Exercise objective — Set down the material below in full, matching it exactly.

Source material —

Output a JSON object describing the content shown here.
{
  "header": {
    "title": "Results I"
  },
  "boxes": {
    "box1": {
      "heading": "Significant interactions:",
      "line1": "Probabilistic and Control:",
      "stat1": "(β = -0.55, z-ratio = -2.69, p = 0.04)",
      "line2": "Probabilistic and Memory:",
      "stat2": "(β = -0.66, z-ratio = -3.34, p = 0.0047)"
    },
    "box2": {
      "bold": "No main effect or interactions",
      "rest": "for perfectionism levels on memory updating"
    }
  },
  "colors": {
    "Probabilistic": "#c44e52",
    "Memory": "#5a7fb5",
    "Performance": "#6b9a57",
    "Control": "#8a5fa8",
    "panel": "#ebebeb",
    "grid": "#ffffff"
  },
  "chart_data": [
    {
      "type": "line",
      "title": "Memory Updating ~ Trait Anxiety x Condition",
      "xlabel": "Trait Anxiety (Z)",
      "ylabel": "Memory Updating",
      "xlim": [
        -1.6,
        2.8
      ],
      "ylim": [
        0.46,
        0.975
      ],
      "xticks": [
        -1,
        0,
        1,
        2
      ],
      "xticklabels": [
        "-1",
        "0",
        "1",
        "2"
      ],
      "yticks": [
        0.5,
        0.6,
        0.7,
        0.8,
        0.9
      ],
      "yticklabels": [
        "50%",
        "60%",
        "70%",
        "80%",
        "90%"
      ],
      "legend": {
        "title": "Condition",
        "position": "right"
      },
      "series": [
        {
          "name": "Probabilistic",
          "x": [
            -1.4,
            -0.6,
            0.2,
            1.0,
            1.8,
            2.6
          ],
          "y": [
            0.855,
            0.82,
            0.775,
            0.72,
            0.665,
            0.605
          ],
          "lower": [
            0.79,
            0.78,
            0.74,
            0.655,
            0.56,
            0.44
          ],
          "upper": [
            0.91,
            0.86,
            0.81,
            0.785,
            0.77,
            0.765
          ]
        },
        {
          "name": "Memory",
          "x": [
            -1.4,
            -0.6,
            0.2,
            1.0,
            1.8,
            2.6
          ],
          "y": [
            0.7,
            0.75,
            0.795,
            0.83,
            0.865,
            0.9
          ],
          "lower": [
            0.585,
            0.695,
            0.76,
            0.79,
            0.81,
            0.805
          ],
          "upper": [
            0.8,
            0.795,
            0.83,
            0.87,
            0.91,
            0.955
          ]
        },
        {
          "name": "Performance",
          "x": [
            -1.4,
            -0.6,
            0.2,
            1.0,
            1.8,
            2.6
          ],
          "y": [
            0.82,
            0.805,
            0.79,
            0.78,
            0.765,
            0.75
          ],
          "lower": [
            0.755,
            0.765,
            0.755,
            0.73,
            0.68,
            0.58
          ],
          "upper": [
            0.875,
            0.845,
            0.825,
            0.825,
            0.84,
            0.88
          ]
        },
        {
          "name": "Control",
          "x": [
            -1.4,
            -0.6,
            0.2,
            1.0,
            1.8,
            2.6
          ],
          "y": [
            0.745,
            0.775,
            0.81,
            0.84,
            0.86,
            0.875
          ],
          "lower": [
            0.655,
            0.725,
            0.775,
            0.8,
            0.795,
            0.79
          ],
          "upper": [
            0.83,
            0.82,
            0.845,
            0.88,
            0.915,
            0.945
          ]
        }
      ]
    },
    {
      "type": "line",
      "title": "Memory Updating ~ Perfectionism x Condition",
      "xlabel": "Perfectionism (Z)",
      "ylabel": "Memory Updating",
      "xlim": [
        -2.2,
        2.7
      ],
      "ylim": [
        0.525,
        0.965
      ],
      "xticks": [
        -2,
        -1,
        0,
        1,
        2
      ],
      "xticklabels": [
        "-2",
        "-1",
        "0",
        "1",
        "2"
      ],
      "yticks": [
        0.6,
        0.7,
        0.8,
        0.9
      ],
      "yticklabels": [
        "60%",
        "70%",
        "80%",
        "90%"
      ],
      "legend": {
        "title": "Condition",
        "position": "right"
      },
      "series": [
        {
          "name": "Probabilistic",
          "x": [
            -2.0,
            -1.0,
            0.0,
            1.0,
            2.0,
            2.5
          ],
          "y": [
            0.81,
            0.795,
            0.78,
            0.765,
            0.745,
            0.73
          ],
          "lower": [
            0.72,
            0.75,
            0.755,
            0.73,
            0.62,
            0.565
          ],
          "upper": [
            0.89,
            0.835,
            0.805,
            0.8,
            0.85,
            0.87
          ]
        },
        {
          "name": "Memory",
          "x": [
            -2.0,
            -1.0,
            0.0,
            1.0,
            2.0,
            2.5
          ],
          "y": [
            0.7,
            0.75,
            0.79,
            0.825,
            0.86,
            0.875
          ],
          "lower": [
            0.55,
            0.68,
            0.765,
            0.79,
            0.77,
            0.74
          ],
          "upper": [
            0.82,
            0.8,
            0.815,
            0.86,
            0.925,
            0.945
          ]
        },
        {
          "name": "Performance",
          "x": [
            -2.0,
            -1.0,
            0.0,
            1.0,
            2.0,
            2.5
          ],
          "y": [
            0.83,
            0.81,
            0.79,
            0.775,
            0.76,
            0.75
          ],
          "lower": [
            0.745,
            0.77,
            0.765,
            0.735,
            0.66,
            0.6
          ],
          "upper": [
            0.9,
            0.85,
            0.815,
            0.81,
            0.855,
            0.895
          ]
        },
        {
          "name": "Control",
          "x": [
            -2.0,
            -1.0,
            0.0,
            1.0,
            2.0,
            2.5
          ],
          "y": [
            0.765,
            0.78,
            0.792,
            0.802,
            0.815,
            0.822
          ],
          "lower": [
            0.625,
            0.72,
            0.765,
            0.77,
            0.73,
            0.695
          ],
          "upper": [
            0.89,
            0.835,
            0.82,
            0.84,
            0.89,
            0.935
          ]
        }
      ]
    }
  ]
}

Correct answer —
Output a JSON object describing the content shown here.
{
  "header": {
    "title": "Results I"
  },
  "boxes": {
    "box1": {
      "heading": "Significant interactions:",
      "line1": "Probabilistic and Control:",
      "stat1": "(β = -0.55, z-ratio = -2.69, p = 0.04)",
      "line2": "Probabilistic and Memory:",
      "stat2": "(β = -0.66, z-ratio = -3.34, p = 0.0047)"
    },
    "box2": {
      "bold": "No main effect or interactions",
      "rest": "for perfectionism levels on memory updating"
    }
  },
  "colors": {
    "Probabilistic": "#c44e52",
    "Memory": "#5a7fb5",
    "Performance": "#6b9a57",
    "Control": "#8a5fa8",
    "panel": "#ebebeb",
    "grid": "#ffffff"
  },
  "chart_data": [
    {
      "type": "line",
      "title": "Memory Updating ~ Trait Anxiety x Condition",
      "xlabel": "Trait Anxiety (Z)",
      "ylabel": "Memory Updating",
      "xlim": [
        -1.6,
        2.8
      ],
      "ylim": [
        0.46,
        0.975
      ],
      "xticks": [
        -1,
        0,
        1,
        2
      ],
      "xticklabels": [
        "-1",
        "0",
        "1",
        "2"
      ],
      "yticks": [
        0.5,
        0.6,
        0.7,
        0.8,
        0.9
      ],
      "yticklabels": [
        "50%",
        "60%",
        "70%",
        "80%",
        "90%"
      ],
      "legend": {
        "title": "Condition",
        "position": "right"
      },
      "series": [
        {
          "name": "Probabilistic",
          "x": [
            -1.4,
            -0.6,
            0.2,
            1.0,
            1.8,
            2.6
          ],
          "y": [
            0.855,
            0.82,
            0.775,
            0.72,
            0.665,
            0.605
          ],
          "lower": [
            0.79,
            0.78,
            0.74,
            0.655,
            0.56,
            0.44
          ],
          "upper": [
            0.91,
            0.86,
            0.81,
            0.785,
            0.77,
            0.765
          ]
        },
        {
          "name": "Memory",
          "x": [
            -1.4,
            -0.6,
            0.2,
            1.0,
            1.8,
            2.6
          ],
          "y": [
            0.7,
            0.75,
            0.795,
            0.83,
            0.865,
            0.9
          ],
          "lower": [
            0.585,
            0.695,
            0.76,
            0.79,
            0.81,
            0.805
          ],
          "upper": [
            0.8,
            0.795,
            0.83,
            0.87,
            0.91,
            0.955
          ]
        },
        {
          "name": "Performance",
          "x": [
            -1.4,
            -0.6,
            0.2,
            1.0,
            1.8,
            2.6
          ],
          "y": [
            0.82,
            0.805,
            0.79,
            0.78,
            0.765,
            0.75
          ],
          "lower": [
            0.755,
            0.765,
            0.755,
            0.73,
            0.68,
            0.58
          ],
          "upper": [
            0.875,
            0.845,
            0.825,
            0.825,
            0.84,
            0.88
          ]
        },
        {
          "name": "Control",
          "x": [
            -1.4,
            -0.6,
            0.2,
            1.0,
            1.8,
            2.6
          ],
          "y": [
            0.745,
            0.775,
            0.81,
            0.84,
            0.86,
            0.875
          ],
          "lower": [
            0.655,
            0.725,
            0.775,
            0.8,
            0.795,
            0.79
          ],
          "upper": [
            0.83,
            0.82,
            0.845,
            0.88,
            0.915,
            0.945
          ]
        }
      ]
    },
    {
      "type": "line",
      "title": "Memory Updating ~ Perfectionism x Condition",
      "xlabel": "Perfectionism (Z)",
      "ylabel": "Memory Updating",
      "xlim": [
        -2.2,
        2.7
      ],
      "ylim": [
        0.525,
        0.965
      ],
      "xticks": [
        -2,
        -1,
        0,
        1,
        2
      ],
      "xticklabels": [
        "-2",
        "-1",
        "0",
        "1",
        "2"
      ],
      "yticks": [
        0.6,
        0.7,
        0.8,
        0.9
      ],
      "yticklabels": [
        "60%",
        "70%",
        "80%",
        "90%"
      ],
      "legend": {
        "title": "Condition",
        "position": "right"
      },
      "series": [
        {
          "name": "Probabilistic",
          "x": [
            -2.0,
            -1.0,
            0.0,
            1.0,
            2.0,
            2.5
          ],
          "y": [
            0.81,
            0.795,
            0.78,
            0.765,
            0.745,
            0.73
          ],
          "lower": [
            0.72,
            0.75,
            0.755,
            0.73,
            0.62,
            0.565
          ],
          "upper": [
            0.89,
            0.835,
            0.805,
            0.8,
            0.85,
            0.87
          ]
        },
        {
          "name": "Memory",
          "x": [
            -2.0,
            -1.0,
            0.0,
            1.0,
            2.0,
            2.5
          ],
          "y": [
            0.7,
            0.75,
            0.79,
            0.825,
            0.86,
            0.875
          ],
          "lower": [
            0.55,
            0.68,
            0.765,
            0.79,
            0.77,
            0.74
          ],
          "upper": [
            0.82,
            0.8,
            0.815,
            0.86,
            0.925,
            0.945
          ]
        },
        {
          "name": "Performance",
          "x": [
            -2.0,
            -1.0,
            0.0,
            1.0,
            2.0,
            2.5
          ],
          "y": [
            0.83,
            0.81,
            0.79,
            0.775,
            0.76,
            0.75
          ],
          "lower": [
            0.745,
            0.77,
            0.765,
            0.735,
            0.66,
            0.6
          ],
          "upper": [
            0.9,
            0.85,
            0.815,
            0.81,
            0.855,
            0.895
          ]
        },
        {
          "name": "Control",
          "x": [
            -2.0,
            -1.0,
            0.0,
            1.0,
            2.0,
            2.5
          ],
          "y": [
            0.765,
            0.78,
            0.792,
            0.802,
            0.815,
            0.822
          ],
          "lower": [
            0.625,
            0.72,
            0.765,
            0.77,
            0.73,
            0.695
          ],
          "upper": [
            0.89,
            0.835,
            0.82,
            0.84,
            0.89,
            0.935
          ]
        }
      ]
    }
  ]
}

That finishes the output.